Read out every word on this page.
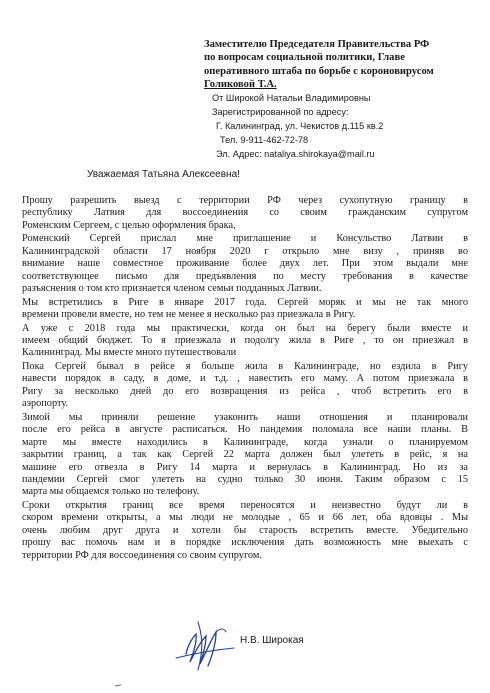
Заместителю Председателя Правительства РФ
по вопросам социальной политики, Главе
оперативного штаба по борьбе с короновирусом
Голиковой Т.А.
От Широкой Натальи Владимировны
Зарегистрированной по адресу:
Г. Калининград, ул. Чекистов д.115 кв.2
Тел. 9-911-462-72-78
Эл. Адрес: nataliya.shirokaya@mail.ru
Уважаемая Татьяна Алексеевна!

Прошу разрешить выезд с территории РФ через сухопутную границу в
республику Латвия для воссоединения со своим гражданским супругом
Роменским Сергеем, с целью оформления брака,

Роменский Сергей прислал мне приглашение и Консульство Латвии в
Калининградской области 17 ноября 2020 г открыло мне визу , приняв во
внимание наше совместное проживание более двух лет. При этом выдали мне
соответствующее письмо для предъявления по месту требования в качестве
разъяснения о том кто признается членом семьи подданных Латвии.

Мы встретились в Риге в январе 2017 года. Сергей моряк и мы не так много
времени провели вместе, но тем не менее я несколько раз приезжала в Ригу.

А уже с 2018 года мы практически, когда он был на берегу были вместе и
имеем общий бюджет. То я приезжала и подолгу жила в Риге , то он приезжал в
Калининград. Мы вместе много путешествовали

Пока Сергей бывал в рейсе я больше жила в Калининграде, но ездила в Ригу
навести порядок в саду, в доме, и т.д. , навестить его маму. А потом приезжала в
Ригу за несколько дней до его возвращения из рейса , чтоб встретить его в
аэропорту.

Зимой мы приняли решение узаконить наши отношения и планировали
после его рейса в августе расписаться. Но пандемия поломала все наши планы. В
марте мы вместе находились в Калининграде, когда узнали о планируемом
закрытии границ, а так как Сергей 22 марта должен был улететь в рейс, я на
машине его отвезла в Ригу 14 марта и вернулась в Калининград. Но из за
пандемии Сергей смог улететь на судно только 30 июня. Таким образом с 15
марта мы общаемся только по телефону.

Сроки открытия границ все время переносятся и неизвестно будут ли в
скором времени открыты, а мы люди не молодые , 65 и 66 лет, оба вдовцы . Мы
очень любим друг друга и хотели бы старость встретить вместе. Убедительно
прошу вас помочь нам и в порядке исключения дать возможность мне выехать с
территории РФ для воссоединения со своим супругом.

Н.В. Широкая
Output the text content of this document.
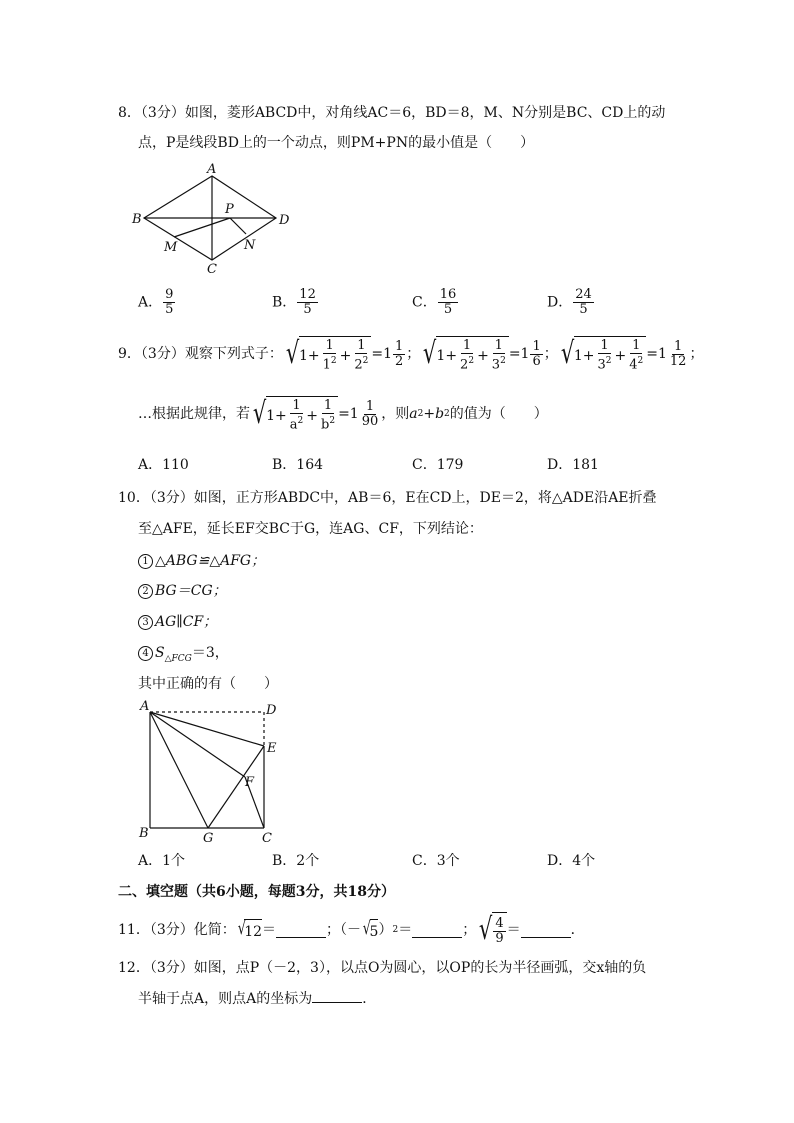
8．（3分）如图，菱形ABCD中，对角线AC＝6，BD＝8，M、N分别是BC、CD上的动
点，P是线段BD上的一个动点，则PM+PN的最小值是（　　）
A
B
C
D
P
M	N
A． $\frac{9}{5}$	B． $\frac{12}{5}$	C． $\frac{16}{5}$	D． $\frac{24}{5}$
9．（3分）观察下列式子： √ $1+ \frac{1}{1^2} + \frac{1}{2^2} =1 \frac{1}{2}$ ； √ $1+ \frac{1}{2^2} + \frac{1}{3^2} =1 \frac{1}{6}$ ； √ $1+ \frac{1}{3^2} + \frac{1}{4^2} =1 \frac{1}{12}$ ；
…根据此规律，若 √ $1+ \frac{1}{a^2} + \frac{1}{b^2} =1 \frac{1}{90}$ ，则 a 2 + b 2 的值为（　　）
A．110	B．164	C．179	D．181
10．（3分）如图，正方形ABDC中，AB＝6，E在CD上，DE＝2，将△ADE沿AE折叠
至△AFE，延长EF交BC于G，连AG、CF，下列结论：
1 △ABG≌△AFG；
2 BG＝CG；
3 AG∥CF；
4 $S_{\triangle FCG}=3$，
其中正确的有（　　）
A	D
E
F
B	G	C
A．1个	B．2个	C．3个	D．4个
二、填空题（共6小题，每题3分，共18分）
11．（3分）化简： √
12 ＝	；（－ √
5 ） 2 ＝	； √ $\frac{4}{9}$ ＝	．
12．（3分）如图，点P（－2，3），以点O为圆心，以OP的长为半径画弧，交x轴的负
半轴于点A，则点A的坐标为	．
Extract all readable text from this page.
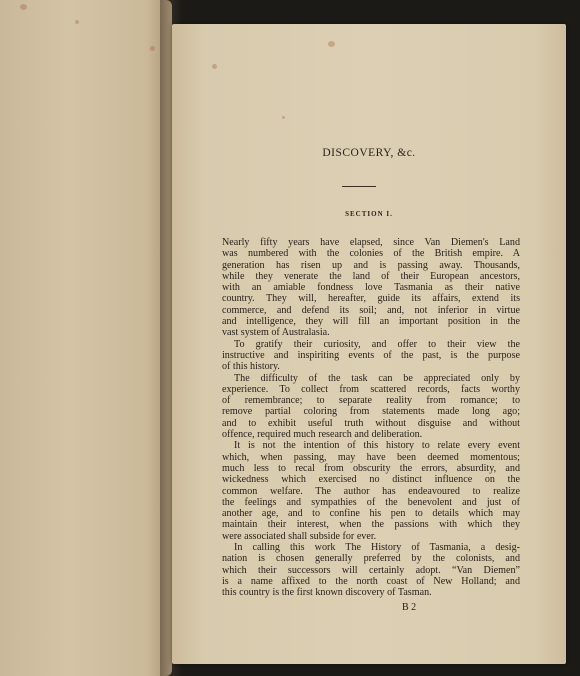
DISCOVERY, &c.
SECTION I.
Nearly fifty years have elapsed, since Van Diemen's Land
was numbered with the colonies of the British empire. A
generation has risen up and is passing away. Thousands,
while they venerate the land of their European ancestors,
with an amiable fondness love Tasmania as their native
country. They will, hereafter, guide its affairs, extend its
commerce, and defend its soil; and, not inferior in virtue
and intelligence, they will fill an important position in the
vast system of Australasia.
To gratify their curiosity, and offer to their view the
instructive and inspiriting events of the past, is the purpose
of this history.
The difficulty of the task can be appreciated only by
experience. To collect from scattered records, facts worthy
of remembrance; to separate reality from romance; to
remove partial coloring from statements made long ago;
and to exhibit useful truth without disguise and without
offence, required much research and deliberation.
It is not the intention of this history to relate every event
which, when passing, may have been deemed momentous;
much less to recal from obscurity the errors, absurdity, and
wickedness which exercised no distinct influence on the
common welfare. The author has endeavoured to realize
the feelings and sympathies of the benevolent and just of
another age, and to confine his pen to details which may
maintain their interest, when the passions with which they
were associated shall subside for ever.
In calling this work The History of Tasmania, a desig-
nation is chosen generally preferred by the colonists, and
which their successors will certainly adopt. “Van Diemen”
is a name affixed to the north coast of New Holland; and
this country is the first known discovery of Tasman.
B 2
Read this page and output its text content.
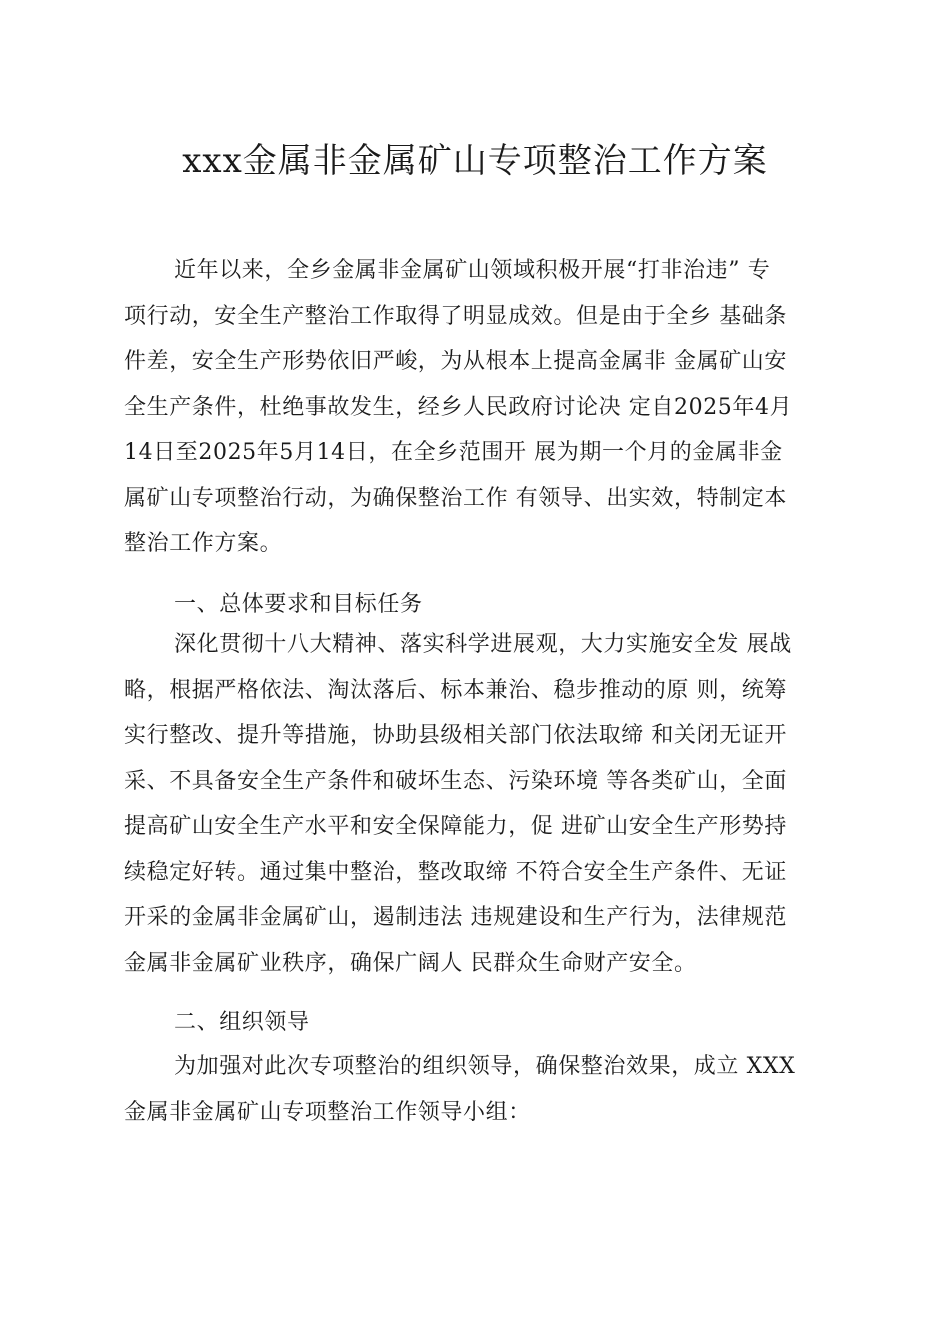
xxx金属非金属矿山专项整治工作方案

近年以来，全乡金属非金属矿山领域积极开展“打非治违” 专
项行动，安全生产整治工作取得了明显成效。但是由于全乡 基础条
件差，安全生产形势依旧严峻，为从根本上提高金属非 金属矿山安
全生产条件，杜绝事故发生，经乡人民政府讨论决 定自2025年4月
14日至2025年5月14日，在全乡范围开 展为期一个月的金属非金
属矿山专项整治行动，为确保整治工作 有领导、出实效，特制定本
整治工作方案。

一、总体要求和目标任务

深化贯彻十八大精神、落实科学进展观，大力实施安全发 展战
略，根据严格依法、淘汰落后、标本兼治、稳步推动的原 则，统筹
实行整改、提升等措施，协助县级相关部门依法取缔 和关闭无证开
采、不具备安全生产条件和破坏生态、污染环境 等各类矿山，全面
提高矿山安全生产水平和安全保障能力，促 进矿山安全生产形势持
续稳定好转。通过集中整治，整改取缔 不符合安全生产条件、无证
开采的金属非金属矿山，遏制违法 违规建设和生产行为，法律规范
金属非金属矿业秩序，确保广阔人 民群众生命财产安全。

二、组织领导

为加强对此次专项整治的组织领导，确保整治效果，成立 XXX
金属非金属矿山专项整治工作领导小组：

Exercise prompt
Find every line in the records that contains the word "Латвии"; copy those lines.

Expected answer
Роменский Сергей прислал мне приглашение и Консульство Латвии в
разъяснения о том кто признается членом семьи подданных Латвии.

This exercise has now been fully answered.